### [WORK TO COMPLETE]
Find the lines that hold the word "authentication" and return them.

· · · ·

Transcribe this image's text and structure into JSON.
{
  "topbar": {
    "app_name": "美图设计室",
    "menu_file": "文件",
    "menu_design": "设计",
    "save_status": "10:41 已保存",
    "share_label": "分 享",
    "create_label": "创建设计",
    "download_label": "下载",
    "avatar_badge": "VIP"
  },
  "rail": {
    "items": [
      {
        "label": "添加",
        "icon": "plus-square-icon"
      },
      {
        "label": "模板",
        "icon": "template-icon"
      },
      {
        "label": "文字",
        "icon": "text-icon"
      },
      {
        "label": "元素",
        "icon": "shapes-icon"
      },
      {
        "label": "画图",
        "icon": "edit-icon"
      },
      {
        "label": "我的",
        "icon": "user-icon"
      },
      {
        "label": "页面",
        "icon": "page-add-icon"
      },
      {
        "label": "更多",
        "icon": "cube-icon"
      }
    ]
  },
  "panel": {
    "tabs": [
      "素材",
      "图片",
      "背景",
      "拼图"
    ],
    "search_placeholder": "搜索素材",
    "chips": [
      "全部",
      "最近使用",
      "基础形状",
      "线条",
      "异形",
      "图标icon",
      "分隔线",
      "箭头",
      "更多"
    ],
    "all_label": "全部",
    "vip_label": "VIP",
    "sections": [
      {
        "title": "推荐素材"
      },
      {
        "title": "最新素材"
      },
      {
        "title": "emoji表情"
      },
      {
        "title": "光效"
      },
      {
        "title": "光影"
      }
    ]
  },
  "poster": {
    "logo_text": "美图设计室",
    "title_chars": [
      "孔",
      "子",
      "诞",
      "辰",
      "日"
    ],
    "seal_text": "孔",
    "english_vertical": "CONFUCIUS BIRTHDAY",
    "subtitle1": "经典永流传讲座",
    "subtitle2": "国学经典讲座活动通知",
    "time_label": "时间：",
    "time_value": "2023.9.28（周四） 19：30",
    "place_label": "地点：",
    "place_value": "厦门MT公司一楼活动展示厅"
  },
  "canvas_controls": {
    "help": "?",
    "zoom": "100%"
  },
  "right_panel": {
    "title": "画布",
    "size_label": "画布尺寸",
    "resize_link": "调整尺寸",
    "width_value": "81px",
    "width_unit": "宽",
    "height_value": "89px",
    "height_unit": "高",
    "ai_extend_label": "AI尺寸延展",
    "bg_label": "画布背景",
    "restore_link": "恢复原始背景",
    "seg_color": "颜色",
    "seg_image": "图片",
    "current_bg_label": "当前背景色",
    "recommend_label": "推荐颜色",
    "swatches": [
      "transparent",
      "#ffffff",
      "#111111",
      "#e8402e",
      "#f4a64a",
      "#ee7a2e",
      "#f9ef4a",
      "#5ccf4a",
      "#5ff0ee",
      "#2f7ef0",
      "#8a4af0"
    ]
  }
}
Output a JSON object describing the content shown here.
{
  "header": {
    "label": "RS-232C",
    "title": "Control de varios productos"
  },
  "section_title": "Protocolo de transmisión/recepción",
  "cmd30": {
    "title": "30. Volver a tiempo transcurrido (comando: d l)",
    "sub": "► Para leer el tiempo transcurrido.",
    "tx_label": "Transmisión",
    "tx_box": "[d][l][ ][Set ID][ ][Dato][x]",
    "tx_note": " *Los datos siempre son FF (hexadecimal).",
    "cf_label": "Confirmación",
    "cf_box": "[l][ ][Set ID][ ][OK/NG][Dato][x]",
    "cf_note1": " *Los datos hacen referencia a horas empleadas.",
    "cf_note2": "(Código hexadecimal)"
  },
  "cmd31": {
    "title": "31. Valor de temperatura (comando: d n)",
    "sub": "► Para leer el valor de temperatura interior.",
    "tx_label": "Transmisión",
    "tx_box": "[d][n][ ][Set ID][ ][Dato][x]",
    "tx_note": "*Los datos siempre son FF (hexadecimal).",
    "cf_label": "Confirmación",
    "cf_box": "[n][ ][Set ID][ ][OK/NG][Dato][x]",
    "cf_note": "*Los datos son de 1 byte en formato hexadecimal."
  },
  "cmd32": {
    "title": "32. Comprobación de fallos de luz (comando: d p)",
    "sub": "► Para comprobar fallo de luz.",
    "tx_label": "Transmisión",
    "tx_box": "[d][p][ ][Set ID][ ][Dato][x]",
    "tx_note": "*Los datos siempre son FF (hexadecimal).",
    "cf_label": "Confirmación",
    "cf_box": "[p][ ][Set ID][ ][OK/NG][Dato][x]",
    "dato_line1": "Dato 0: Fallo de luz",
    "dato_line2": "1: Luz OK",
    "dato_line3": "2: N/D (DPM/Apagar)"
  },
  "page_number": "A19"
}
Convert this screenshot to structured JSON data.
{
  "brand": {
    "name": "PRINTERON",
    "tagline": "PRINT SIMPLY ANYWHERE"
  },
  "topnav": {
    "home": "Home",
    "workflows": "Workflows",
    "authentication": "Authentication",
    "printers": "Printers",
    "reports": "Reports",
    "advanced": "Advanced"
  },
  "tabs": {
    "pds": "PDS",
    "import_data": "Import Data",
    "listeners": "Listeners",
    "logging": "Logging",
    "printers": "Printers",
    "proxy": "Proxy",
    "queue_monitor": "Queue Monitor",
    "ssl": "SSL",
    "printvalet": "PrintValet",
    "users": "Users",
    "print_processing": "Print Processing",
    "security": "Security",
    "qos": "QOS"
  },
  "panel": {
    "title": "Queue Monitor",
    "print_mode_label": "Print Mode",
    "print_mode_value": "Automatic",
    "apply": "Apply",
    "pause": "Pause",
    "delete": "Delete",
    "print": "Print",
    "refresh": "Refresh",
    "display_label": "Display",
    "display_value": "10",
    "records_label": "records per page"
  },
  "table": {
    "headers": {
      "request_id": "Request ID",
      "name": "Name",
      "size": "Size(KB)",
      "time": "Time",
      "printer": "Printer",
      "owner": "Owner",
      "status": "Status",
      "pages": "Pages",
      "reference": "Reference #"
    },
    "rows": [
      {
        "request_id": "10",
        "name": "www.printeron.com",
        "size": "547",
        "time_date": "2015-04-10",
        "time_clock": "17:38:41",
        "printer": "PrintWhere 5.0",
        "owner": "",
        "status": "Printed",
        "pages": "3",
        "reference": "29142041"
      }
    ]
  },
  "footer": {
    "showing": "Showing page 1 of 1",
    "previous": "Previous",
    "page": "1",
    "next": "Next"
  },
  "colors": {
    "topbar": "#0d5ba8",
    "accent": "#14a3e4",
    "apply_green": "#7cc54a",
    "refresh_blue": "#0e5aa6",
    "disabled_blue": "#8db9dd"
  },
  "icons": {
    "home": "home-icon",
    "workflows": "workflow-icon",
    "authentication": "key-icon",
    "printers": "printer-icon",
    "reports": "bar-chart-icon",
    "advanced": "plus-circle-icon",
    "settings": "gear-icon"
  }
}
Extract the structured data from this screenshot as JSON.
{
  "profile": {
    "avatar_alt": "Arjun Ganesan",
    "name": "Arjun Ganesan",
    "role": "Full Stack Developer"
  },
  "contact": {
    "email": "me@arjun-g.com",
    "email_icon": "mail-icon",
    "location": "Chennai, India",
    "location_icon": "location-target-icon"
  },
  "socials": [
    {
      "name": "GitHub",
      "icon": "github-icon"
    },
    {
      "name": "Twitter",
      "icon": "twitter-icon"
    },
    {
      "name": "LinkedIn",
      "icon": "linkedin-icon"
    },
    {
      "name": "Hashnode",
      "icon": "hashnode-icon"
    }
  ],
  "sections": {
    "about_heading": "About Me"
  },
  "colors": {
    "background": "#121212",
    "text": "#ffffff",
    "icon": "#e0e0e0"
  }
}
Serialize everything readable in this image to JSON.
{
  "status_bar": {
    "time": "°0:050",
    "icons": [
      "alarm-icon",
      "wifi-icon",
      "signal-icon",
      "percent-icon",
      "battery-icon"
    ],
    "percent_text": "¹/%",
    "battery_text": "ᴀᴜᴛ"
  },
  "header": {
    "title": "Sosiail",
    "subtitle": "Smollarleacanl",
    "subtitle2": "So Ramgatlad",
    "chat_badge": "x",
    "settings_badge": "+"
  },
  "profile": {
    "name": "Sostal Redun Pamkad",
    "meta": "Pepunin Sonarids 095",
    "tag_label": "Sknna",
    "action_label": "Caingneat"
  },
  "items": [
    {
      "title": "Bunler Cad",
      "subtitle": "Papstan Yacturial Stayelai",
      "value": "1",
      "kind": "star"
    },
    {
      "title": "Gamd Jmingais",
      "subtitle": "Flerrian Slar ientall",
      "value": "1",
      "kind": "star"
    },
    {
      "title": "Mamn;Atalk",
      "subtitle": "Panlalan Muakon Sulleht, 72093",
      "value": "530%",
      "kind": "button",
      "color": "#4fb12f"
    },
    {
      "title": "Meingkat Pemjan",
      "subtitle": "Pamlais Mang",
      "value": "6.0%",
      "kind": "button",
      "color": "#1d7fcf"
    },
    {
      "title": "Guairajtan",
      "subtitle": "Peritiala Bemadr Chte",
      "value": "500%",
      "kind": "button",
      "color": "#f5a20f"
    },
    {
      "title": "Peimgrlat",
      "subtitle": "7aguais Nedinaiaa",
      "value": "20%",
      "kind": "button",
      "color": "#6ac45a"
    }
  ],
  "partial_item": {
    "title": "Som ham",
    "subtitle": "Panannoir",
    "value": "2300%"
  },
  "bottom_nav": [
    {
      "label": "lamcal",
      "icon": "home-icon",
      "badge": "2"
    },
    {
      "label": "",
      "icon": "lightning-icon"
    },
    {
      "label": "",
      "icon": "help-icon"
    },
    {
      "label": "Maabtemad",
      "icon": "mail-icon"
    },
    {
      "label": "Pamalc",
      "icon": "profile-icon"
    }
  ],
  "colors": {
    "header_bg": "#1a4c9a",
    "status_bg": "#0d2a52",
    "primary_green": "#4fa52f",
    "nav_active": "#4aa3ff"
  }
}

· · · ·

### [RESPONSE TO THIS EXERCISE]
    "authentication": "Authentication",
    "authentication": "key-icon",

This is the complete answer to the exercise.